(Region and label listings)
━━━━━━━━

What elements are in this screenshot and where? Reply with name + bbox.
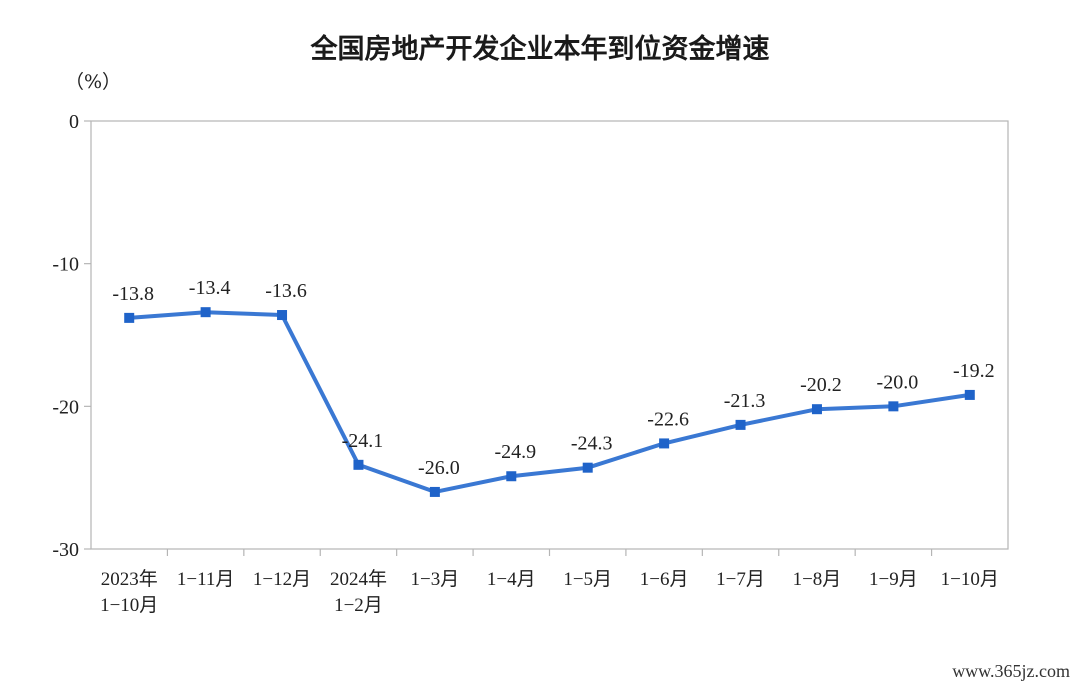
data-label: -26.0	[418, 457, 460, 479]
data-label: -13.4	[189, 277, 231, 299]
x-tick-label: 1−4月	[487, 569, 536, 590]
data-label: -13.6	[265, 280, 307, 302]
data-point-marker	[429, 486, 440, 497]
y-unit-label: （%）	[65, 71, 121, 93]
x-tick-label: 1−2月	[334, 595, 383, 616]
x-tick-label: 2024年	[330, 568, 387, 590]
data-label: -20.2	[800, 374, 842, 396]
x-axis: 2023年 1−10月 1−11月 1−12月 2024年 1−2月 1−3月 1−4月 1−5…	[100, 549, 999, 616]
series-line	[127, 310, 972, 494]
data-point-marker	[277, 310, 288, 321]
watermark: www.365jz.com	[952, 661, 1070, 681]
x-tick-label: 2023年	[101, 568, 158, 590]
data-label: -13.8	[112, 283, 154, 305]
data-point-marker	[124, 312, 135, 323]
x-tick-label: 1−6月	[640, 569, 689, 590]
chart-title: 全国房地产开发企业本年到位资金增速	[310, 33, 770, 65]
data-label: -22.6	[647, 408, 689, 430]
data-point-marker	[506, 471, 517, 482]
x-tick-label: 1−8月	[793, 569, 842, 590]
y-tick-label: -20	[52, 396, 79, 418]
data-label: -21.3	[724, 390, 766, 412]
data-label: -19.2	[953, 360, 995, 382]
x-tick-label: 1−12月	[253, 569, 311, 590]
x-tick-label: 1−5月	[563, 569, 612, 590]
y-axis: 0 -10 -20 -30	[52, 111, 91, 561]
x-tick-label: 1−3月	[411, 569, 460, 590]
x-tick-label: 1−11月	[177, 569, 235, 590]
data-point-marker	[582, 462, 593, 473]
data-point-marker	[200, 307, 211, 318]
x-tick-label: 1−7月	[716, 569, 765, 590]
data-label: -24.1	[342, 430, 384, 452]
data-point-marker	[735, 419, 746, 430]
data-label: -20.0	[877, 371, 919, 393]
y-tick-label: 0	[69, 111, 79, 133]
x-tick-label: 1−9月	[869, 569, 918, 590]
y-tick-label: -30	[52, 539, 79, 561]
marker-group	[124, 307, 975, 497]
x-tick-label: 1−10月	[100, 595, 158, 616]
plot-frame	[90, 120, 1009, 550]
data-label: -24.3	[571, 433, 613, 455]
series-line-group	[127, 310, 972, 494]
y-tick-label: -10	[52, 254, 79, 276]
x-tick-label: 1−10月	[941, 569, 999, 590]
data-label: -24.9	[494, 441, 536, 463]
data-point-marker	[659, 438, 670, 449]
data-point-marker	[811, 404, 822, 415]
data-point-marker	[353, 459, 364, 470]
data-point-marker	[888, 401, 899, 412]
data-point-marker	[964, 389, 975, 400]
data-label-group: -13.8 -13.4 -13.6 -24.1 -26.0 -24.9 -24.3 -22.6…	[112, 277, 994, 479]
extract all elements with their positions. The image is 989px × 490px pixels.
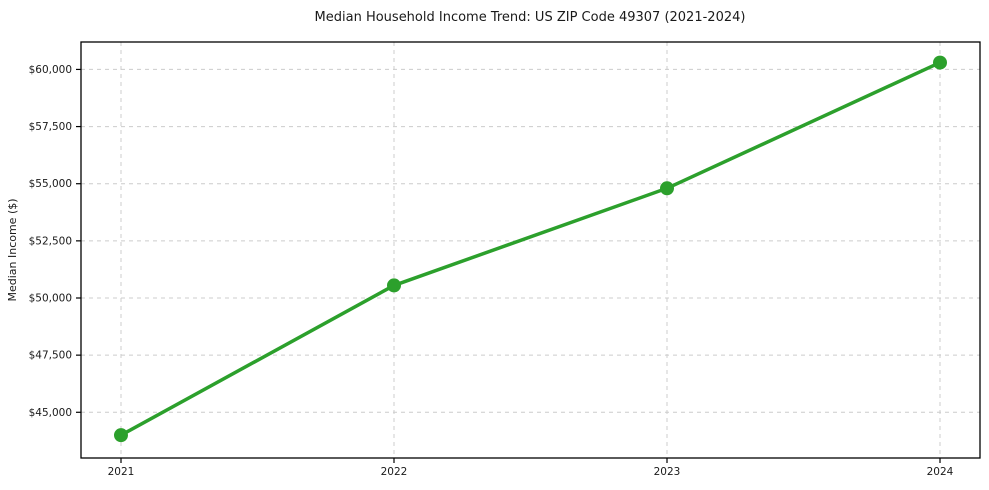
y-tick-label: $57,500 — [29, 121, 72, 133]
x-tick-label: 2022 — [381, 466, 408, 478]
trend-line — [119, 60, 942, 437]
plot-border — [80, 41, 981, 459]
y-axis-label: Median Income ($) — [6, 198, 19, 301]
data-point — [660, 181, 674, 196]
y-tick-label: $45,000 — [29, 407, 72, 419]
y-tick-label: $52,500 — [29, 235, 72, 247]
axis-ticks: $45,000 $47,500 $50,000 $52,500 $55,000 $57,5… — [29, 64, 954, 478]
y-tick-label: $60,000 — [29, 64, 72, 76]
y-tick-label: $47,500 — [29, 350, 72, 362]
chart-title: Median Household Income Trend: US ZIP Co… — [315, 10, 746, 25]
y-tick-label: $50,000 — [29, 293, 72, 305]
x-tick-label: 2023 — [654, 466, 681, 478]
data-series — [114, 55, 947, 443]
data-point — [387, 278, 401, 293]
x-tick-label: 2021 — [108, 466, 135, 478]
gridlines — [81, 42, 980, 458]
y-tick-label: $55,000 — [29, 178, 72, 190]
x-tick-label: 2024 — [927, 466, 954, 478]
data-point — [933, 55, 947, 70]
data-point — [114, 428, 128, 443]
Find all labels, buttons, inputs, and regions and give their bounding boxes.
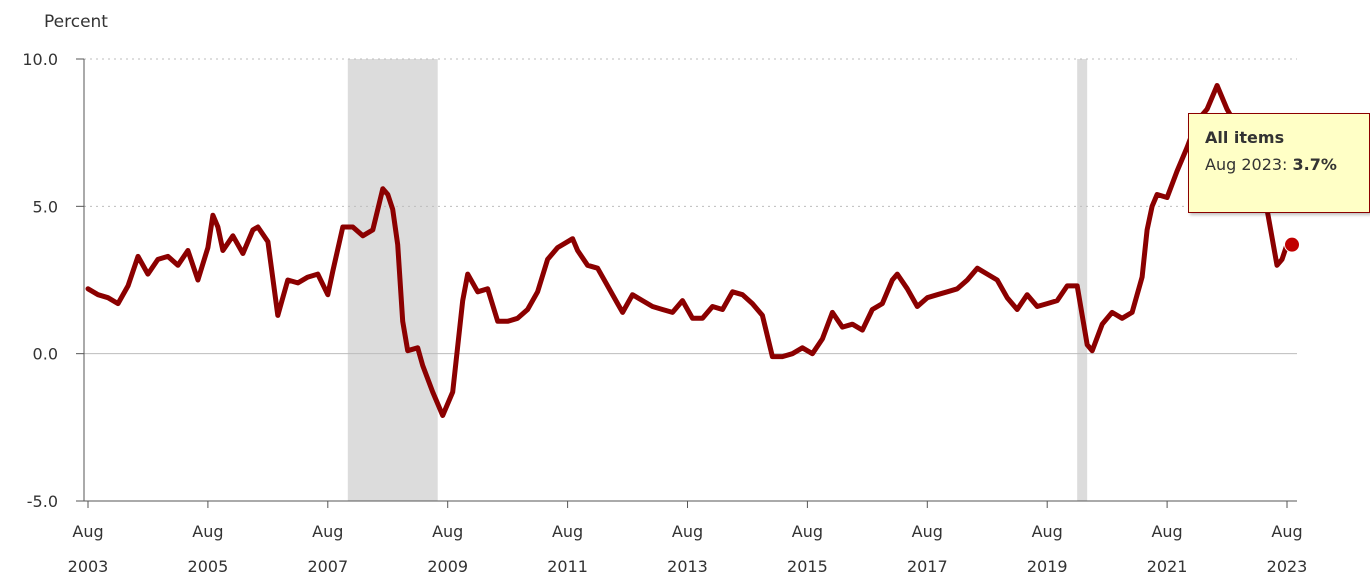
tooltip-label: Aug 2023	[1205, 155, 1283, 174]
x-tick-label-year: 2005	[188, 557, 229, 576]
x-tick-label-month: Aug	[1271, 522, 1302, 541]
highlight-point	[1284, 236, 1300, 253]
x-tick-label-month: Aug	[1151, 522, 1182, 541]
x-tick-labels: Aug 2003 Aug 2005 Aug 2007 Aug 2009 Aug 2011 Aug 20…	[68, 501, 1308, 576]
x-tick-label-month: Aug	[72, 522, 103, 541]
x-tick-label-year: 2015	[787, 557, 828, 576]
x-tick-label-year: 2003	[68, 557, 109, 576]
y-tick-label: -5.0	[27, 492, 58, 511]
x-tick-label-year: 2009	[427, 557, 468, 576]
tooltip-value: 3.7%	[1292, 155, 1337, 174]
x-tick-label-month: Aug	[192, 522, 223, 541]
recession-band	[347, 59, 438, 501]
y-tick-label: 5.0	[33, 197, 58, 216]
recession-bands	[347, 59, 1088, 501]
y-axis-title: Percent	[44, 12, 108, 32]
y-tick-labels: 10.0 5.0 0.0 -5.0	[22, 50, 84, 511]
x-tick-label-year: 2021	[1147, 557, 1188, 576]
series-layer	[85, 83, 1300, 418]
x-tick-label-year: 2017	[907, 557, 948, 576]
x-tick-label-year: 2023	[1267, 557, 1308, 576]
series-line	[85, 83, 1290, 418]
x-tick-label-year: 2007	[307, 557, 348, 576]
x-tick-label-month: Aug	[1032, 522, 1063, 541]
x-tick-label-month: Aug	[552, 522, 583, 541]
y-tick-label: 10.0	[22, 50, 58, 69]
x-tick-label-month: Aug	[672, 522, 703, 541]
gridlines	[83, 58, 1297, 502]
x-tick-label-month: Aug	[792, 522, 823, 541]
recession-band	[1077, 59, 1088, 501]
x-tick-label-month: Aug	[912, 522, 943, 541]
x-tick-label-month: Aug	[432, 522, 463, 541]
tooltip-row: Aug 2023: 3.7%	[1205, 155, 1337, 174]
data-tooltip: All items Aug 2023: 3.7%	[1188, 113, 1370, 213]
x-tick-label-month: Aug	[312, 522, 343, 541]
tooltip-title: All items	[1205, 128, 1285, 147]
x-tick-label-year: 2011	[547, 557, 588, 576]
y-tick-label: 0.0	[33, 345, 58, 364]
x-tick-label-year: 2019	[1027, 557, 1068, 576]
x-tick-label-year: 2013	[667, 557, 708, 576]
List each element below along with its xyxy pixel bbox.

━━━━━━━━

=== Work to be completed ===
Copy out exactly the part that opens with the line containing "y-tick-label: $57,500 — [29, 121, 72, 133]" and closes with the line containing "Find all labels, buttons, inputs, and", with both of those lines included.

=== Worked solution ===
y-tick-label: $57,500 — [29, 121, 72, 133]
x-tick-label: 2022 — [381, 466, 408, 478]
trend-line — [119, 60, 942, 437]
plot-border — [80, 41, 981, 459]
y-axis-label: Median Income ($) — [6, 198, 19, 301]
data-point — [660, 181, 674, 196]
y-tick-label: $45,000 — [29, 407, 72, 419]
y-tick-label: $52,500 — [29, 235, 72, 247]
axis-ticks: $45,000 $47,500 $50,000 $52,500 $55,000 $57,5… — [29, 64, 954, 478]
y-tick-label: $60,000 — [29, 64, 72, 76]
y-tick-label: $47,500 — [29, 350, 72, 362]
chart-title: Median Household Income Trend: US ZIP Co… — [315, 10, 746, 25]
y-tick-label: $50,000 — [29, 293, 72, 305]
x-tick-label: 2023 — [654, 466, 681, 478]
data-series — [114, 55, 947, 443]
data-point — [387, 278, 401, 293]
x-tick-label: 2021 — [108, 466, 135, 478]
gridlines — [81, 42, 980, 458]
y-tick-label: $55,000 — [29, 178, 72, 190]
x-tick-label: 2024 — [927, 466, 954, 478]
data-point — [933, 55, 947, 70]
data-point — [114, 428, 128, 443]
Find all labels, buttons, inputs, and regions and give their bounding boxes.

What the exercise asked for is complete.